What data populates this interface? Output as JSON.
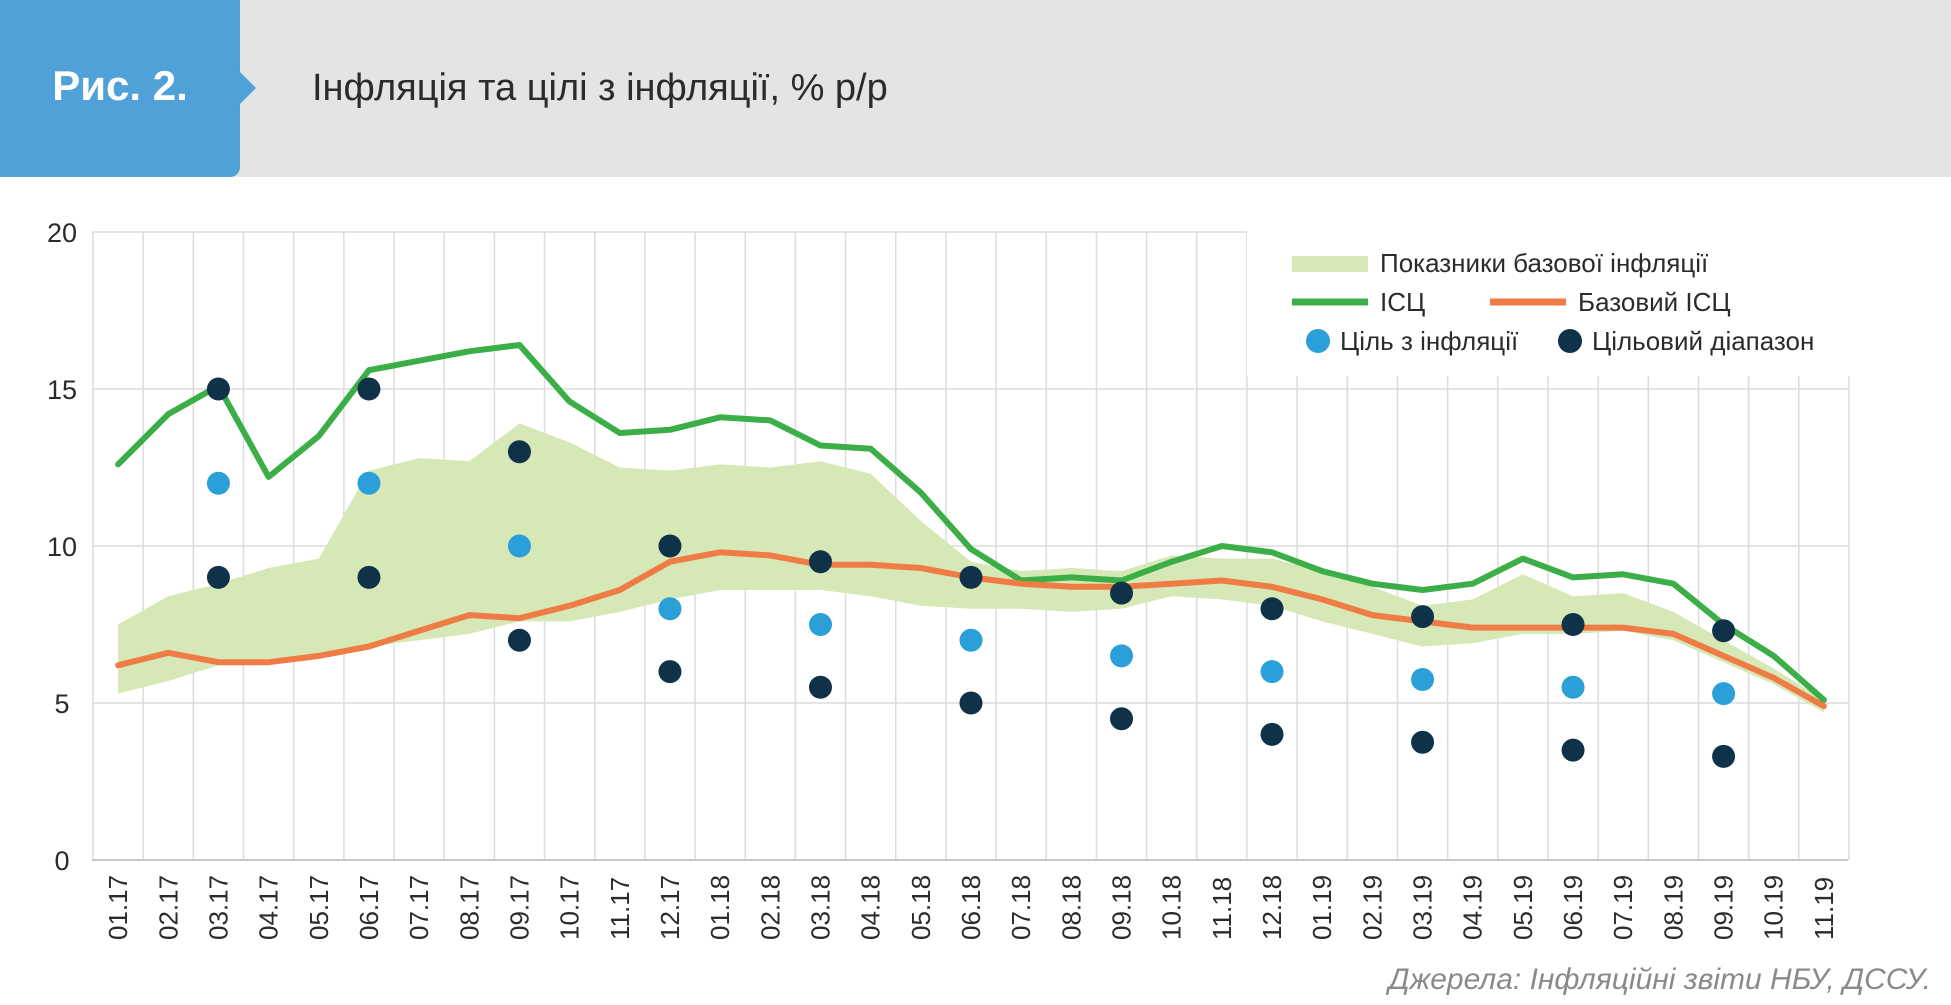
{
  "figure": {
    "number": "Рис. 2.",
    "title": "Інфляція та цілі з інфляції, % р/р",
    "source": "Джерела: Інфляційні звіти НБУ, ДССУ."
  },
  "colors": {
    "band": "#d5e8b6",
    "cpi": "#3cae48",
    "core": "#ef7b45",
    "target": "#2a9fd8",
    "range": "#0f3249",
    "header_bg": "#e3e4e6",
    "badge_bg": "#4fa1d8"
  },
  "legend": {
    "band": "Показники базової інфляції",
    "cpi": "ІСЦ",
    "core": "Базовий ІСЦ",
    "target": "Ціль з інфляції",
    "range": "Цільовий діапазон"
  },
  "chart_data": {
    "type": "line",
    "ylim": [
      0,
      20
    ],
    "yticks": [
      0,
      5,
      10,
      15,
      20
    ],
    "grid": true,
    "legend_position": "top-right",
    "categories": [
      "01.17",
      "02.17",
      "03.17",
      "04.17",
      "05.17",
      "06.17",
      "07.17",
      "08.17",
      "09.17",
      "10.17",
      "11.17",
      "12.17",
      "01.18",
      "02.18",
      "03.18",
      "04.18",
      "05.18",
      "06.18",
      "07.18",
      "08.18",
      "09.18",
      "10.18",
      "11.18",
      "12.18",
      "01.19",
      "02.19",
      "03.19",
      "04.19",
      "05.19",
      "06.19",
      "07.19",
      "08.19",
      "09.19",
      "10.19",
      "11.19"
    ],
    "band": {
      "name": "Показники базової інфляції",
      "lower": [
        5.3,
        5.7,
        6.2,
        6.4,
        6.5,
        6.8,
        7.0,
        7.2,
        7.6,
        7.6,
        7.9,
        8.3,
        8.6,
        8.6,
        8.6,
        8.4,
        8.1,
        8.0,
        8.0,
        7.9,
        8.0,
        8.4,
        8.3,
        8.1,
        7.6,
        7.2,
        6.8,
        6.9,
        7.2,
        7.2,
        7.3,
        7.0,
        6.3,
        5.6,
        4.7
      ],
      "upper": [
        7.5,
        8.4,
        8.8,
        9.3,
        9.6,
        12.4,
        12.8,
        12.7,
        13.9,
        13.3,
        12.5,
        12.4,
        12.6,
        12.5,
        12.7,
        12.3,
        10.8,
        9.5,
        9.2,
        9.3,
        9.2,
        9.7,
        9.6,
        9.6,
        9.2,
        8.7,
        8.1,
        8.3,
        9.1,
        8.4,
        8.5,
        7.9,
        7.0,
        6.1,
        5.1
      ]
    },
    "series": [
      {
        "name": "ІСЦ",
        "values": [
          12.6,
          14.2,
          15.1,
          12.2,
          13.5,
          15.6,
          15.9,
          16.2,
          16.4,
          14.6,
          13.6,
          13.7,
          14.1,
          14.0,
          13.2,
          13.1,
          11.7,
          9.9,
          8.9,
          9.0,
          8.9,
          9.5,
          10.0,
          9.8,
          9.2,
          8.8,
          8.6,
          8.8,
          9.6,
          9.0,
          9.1,
          8.8,
          7.5,
          6.5,
          5.1
        ]
      },
      {
        "name": "Базовий ІСЦ",
        "values": [
          6.2,
          6.6,
          6.3,
          6.3,
          6.5,
          6.8,
          7.3,
          7.8,
          7.7,
          8.1,
          8.6,
          9.5,
          9.8,
          9.7,
          9.4,
          9.4,
          9.3,
          9.0,
          8.8,
          8.7,
          8.7,
          8.8,
          8.9,
          8.7,
          8.3,
          7.8,
          7.6,
          7.4,
          7.4,
          7.4,
          7.4,
          7.2,
          6.5,
          5.8,
          4.9
        ]
      }
    ],
    "targets": {
      "name": "Ціль з інфляції",
      "points": [
        {
          "x": "03.17",
          "y": 12
        },
        {
          "x": "06.17",
          "y": 12
        },
        {
          "x": "09.17",
          "y": 10
        },
        {
          "x": "12.17",
          "y": 8
        },
        {
          "x": "03.18",
          "y": 7.5
        },
        {
          "x": "06.18",
          "y": 7
        },
        {
          "x": "09.18",
          "y": 6.5
        },
        {
          "x": "12.18",
          "y": 6
        },
        {
          "x": "03.19",
          "y": 5.75
        },
        {
          "x": "06.19",
          "y": 5.5
        },
        {
          "x": "09.19",
          "y": 5.3
        }
      ]
    },
    "target_range": {
      "name": "Цільовий діапазон",
      "points": [
        {
          "x": "03.17",
          "low": 9,
          "high": 15
        },
        {
          "x": "06.17",
          "low": 9,
          "high": 15
        },
        {
          "x": "09.17",
          "low": 7,
          "high": 13
        },
        {
          "x": "12.17",
          "low": 6,
          "high": 10
        },
        {
          "x": "03.18",
          "low": 5.5,
          "high": 9.5
        },
        {
          "x": "06.18",
          "low": 5,
          "high": 9
        },
        {
          "x": "09.18",
          "low": 4.5,
          "high": 8.5
        },
        {
          "x": "12.18",
          "low": 4,
          "high": 8
        },
        {
          "x": "03.19",
          "low": 3.75,
          "high": 7.75
        },
        {
          "x": "06.19",
          "low": 3.5,
          "high": 7.5
        },
        {
          "x": "09.19",
          "low": 3.3,
          "high": 7.3
        }
      ]
    }
  }
}
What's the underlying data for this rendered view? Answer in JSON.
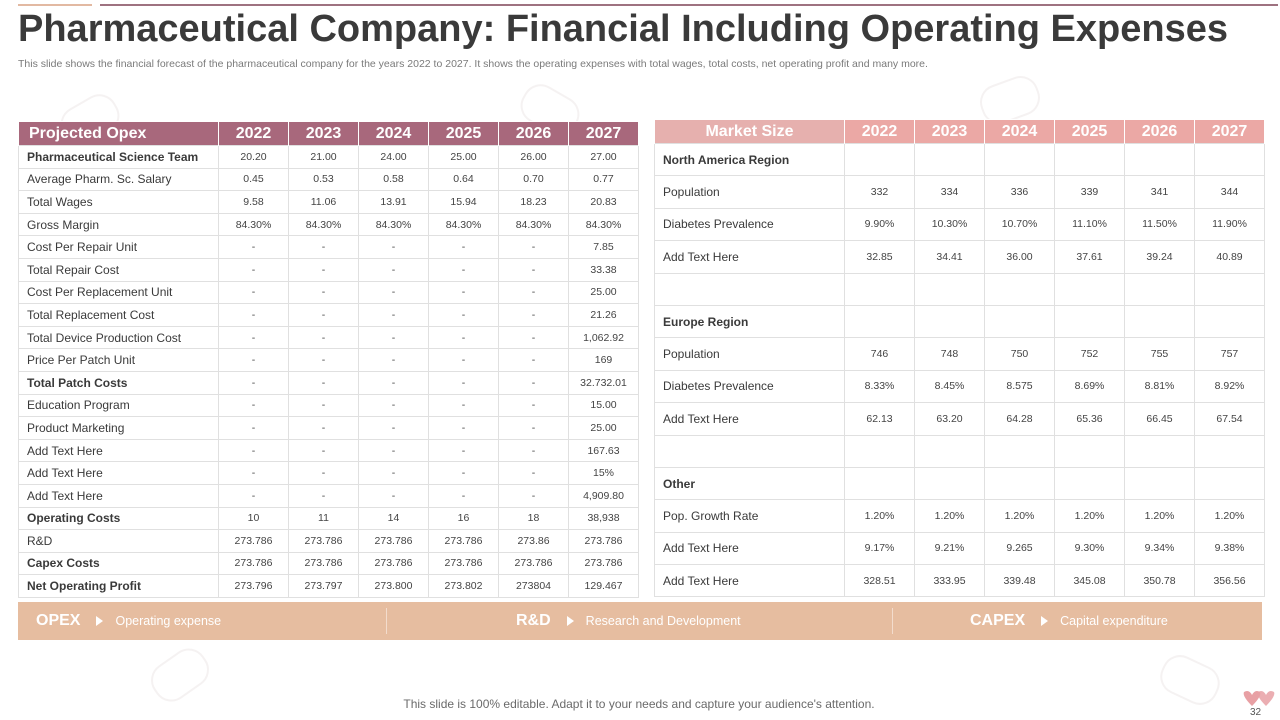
{
  "header": {
    "title": "Pharmaceutical Company: Financial Including Operating Expenses",
    "subtitle": "This slide shows the financial forecast of the pharmaceutical company for the years 2022 to 2027. It shows the operating expenses with total wages, total costs, net operating profit and many more."
  },
  "opex_table": {
    "header": [
      "Projected Opex",
      "2022",
      "2023",
      "2024",
      "2025",
      "2026",
      "2027"
    ],
    "rows": [
      {
        "label": "Pharmaceutical Science Team",
        "bold": true,
        "values": [
          "20.20",
          "21.00",
          "24.00",
          "25.00",
          "26.00",
          "27.00"
        ]
      },
      {
        "label": "Average Pharm. Sc. Salary",
        "bold": false,
        "values": [
          "0.45",
          "0.53",
          "0.58",
          "0.64",
          "0.70",
          "0.77"
        ]
      },
      {
        "label": "Total Wages",
        "bold": false,
        "values": [
          "9.58",
          "11.06",
          "13.91",
          "15.94",
          "18.23",
          "20.83"
        ]
      },
      {
        "label": "Gross Margin",
        "bold": false,
        "values": [
          "84.30%",
          "84.30%",
          "84.30%",
          "84.30%",
          "84.30%",
          "84.30%"
        ]
      },
      {
        "label": "Cost Per Repair Unit",
        "bold": false,
        "values": [
          "-",
          "-",
          "-",
          "-",
          "-",
          "7.85"
        ]
      },
      {
        "label": "Total Repair Cost",
        "bold": false,
        "values": [
          "-",
          "-",
          "-",
          "-",
          "-",
          "33.38"
        ]
      },
      {
        "label": "Cost Per Replacement Unit",
        "bold": false,
        "values": [
          "-",
          "-",
          "-",
          "-",
          "-",
          "25.00"
        ]
      },
      {
        "label": "Total Replacement Cost",
        "bold": false,
        "values": [
          "-",
          "-",
          "-",
          "-",
          "-",
          "21.26"
        ]
      },
      {
        "label": "Total Device Production Cost",
        "bold": false,
        "values": [
          "-",
          "-",
          "-",
          "-",
          "-",
          "1,062.92"
        ]
      },
      {
        "label": "Price Per Patch Unit",
        "bold": false,
        "values": [
          "-",
          "-",
          "-",
          "-",
          "-",
          "169"
        ]
      },
      {
        "label": "Total Patch Costs",
        "bold": true,
        "values": [
          "-",
          "-",
          "-",
          "-",
          "-",
          "32.732.01"
        ]
      },
      {
        "label": "Education Program",
        "bold": false,
        "values": [
          "-",
          "-",
          "-",
          "-",
          "-",
          "15.00"
        ]
      },
      {
        "label": "Product Marketing",
        "bold": false,
        "values": [
          "-",
          "-",
          "-",
          "-",
          "-",
          "25.00"
        ]
      },
      {
        "label": "Add Text Here",
        "bold": false,
        "values": [
          "-",
          "-",
          "-",
          "-",
          "-",
          "167.63"
        ]
      },
      {
        "label": "Add Text Here",
        "bold": false,
        "values": [
          "-",
          "-",
          "-",
          "-",
          "-",
          "15%"
        ]
      },
      {
        "label": "Add Text Here",
        "bold": false,
        "values": [
          "-",
          "-",
          "-",
          "-",
          "-",
          "4,909.80"
        ]
      },
      {
        "label": "Operating Costs",
        "bold": true,
        "values": [
          "10",
          "11",
          "14",
          "16",
          "18",
          "38,938"
        ]
      },
      {
        "label": "R&D",
        "bold": false,
        "values": [
          "273.786",
          "273.786",
          "273.786",
          "273.786",
          "273.86",
          "273.786"
        ]
      },
      {
        "label": "Capex Costs",
        "bold": true,
        "values": [
          "273.786",
          "273.786",
          "273.786",
          "273.786",
          "273.786",
          "273.786"
        ]
      },
      {
        "label": "Net Operating Profit",
        "bold": true,
        "values": [
          "273.796",
          "273.797",
          "273.800",
          "273.802",
          "273804",
          "129.467"
        ]
      }
    ]
  },
  "market_table": {
    "header": [
      "Market Size",
      "2022",
      "2023",
      "2024",
      "2025",
      "2026",
      "2027"
    ],
    "rows": [
      {
        "label": "North America Region",
        "bold": true,
        "values": [
          "",
          "",
          "",
          "",
          "",
          ""
        ]
      },
      {
        "label": "Population",
        "bold": false,
        "values": [
          "332",
          "334",
          "336",
          "339",
          "341",
          "344"
        ]
      },
      {
        "label": "Diabetes Prevalence",
        "bold": false,
        "values": [
          "9.90%",
          "10.30%",
          "10.70%",
          "11.10%",
          "11.50%",
          "11.90%"
        ]
      },
      {
        "label": "Add Text Here",
        "bold": false,
        "values": [
          "32.85",
          "34.41",
          "36.00",
          "37.61",
          "39.24",
          "40.89"
        ]
      },
      {
        "label": "",
        "bold": false,
        "values": [
          "",
          "",
          "",
          "",
          "",
          ""
        ]
      },
      {
        "label": "Europe Region",
        "bold": true,
        "values": [
          "",
          "",
          "",
          "",
          "",
          ""
        ]
      },
      {
        "label": "Population",
        "bold": false,
        "values": [
          "746",
          "748",
          "750",
          "752",
          "755",
          "757"
        ]
      },
      {
        "label": "Diabetes Prevalence",
        "bold": false,
        "values": [
          "8.33%",
          "8.45%",
          "8.575",
          "8.69%",
          "8.81%",
          "8.92%"
        ]
      },
      {
        "label": "Add Text Here",
        "bold": false,
        "values": [
          "62.13",
          "63.20",
          "64.28",
          "65.36",
          "66.45",
          "67.54"
        ]
      },
      {
        "label": "",
        "bold": false,
        "values": [
          "",
          "",
          "",
          "",
          "",
          ""
        ]
      },
      {
        "label": "Other",
        "bold": true,
        "values": [
          "",
          "",
          "",
          "",
          "",
          ""
        ]
      },
      {
        "label": "Pop. Growth Rate",
        "bold": false,
        "values": [
          "1.20%",
          "1.20%",
          "1.20%",
          "1.20%",
          "1.20%",
          "1.20%"
        ]
      },
      {
        "label": "Add Text Here",
        "bold": false,
        "values": [
          "9.17%",
          "9.21%",
          "9.265",
          "9.30%",
          "9.34%",
          "9.38%"
        ]
      },
      {
        "label": "Add Text Here",
        "bold": false,
        "values": [
          "328.51",
          "333.95",
          "339.48",
          "345.08",
          "350.78",
          "356.56"
        ]
      }
    ]
  },
  "legend_bar": {
    "items": [
      {
        "key": "OPEX",
        "desc": "Operating expense"
      },
      {
        "key": "R&D",
        "desc": "Research and Development"
      },
      {
        "key": "CAPEX",
        "desc": "Capital expenditure"
      }
    ]
  },
  "footer": {
    "note": "This slide is 100% editable. Adapt it to your needs and capture your audience's attention.",
    "page_number": "32"
  },
  "colors": {
    "opex_header": "#a8687c",
    "market_header": "#eba8a5",
    "legend_bar": "#e6bda0",
    "logo": "#e8a0a4"
  }
}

* Problem description *
Each line that has the word "name" should be copied.

* Response to this exercise *
      "name": "Показники базової інфляції",
        "name": "ІСЦ",
        "name": "Базовий ІСЦ",
      "name": "Ціль з інфляції",
      "name": "Цільовий діапазон",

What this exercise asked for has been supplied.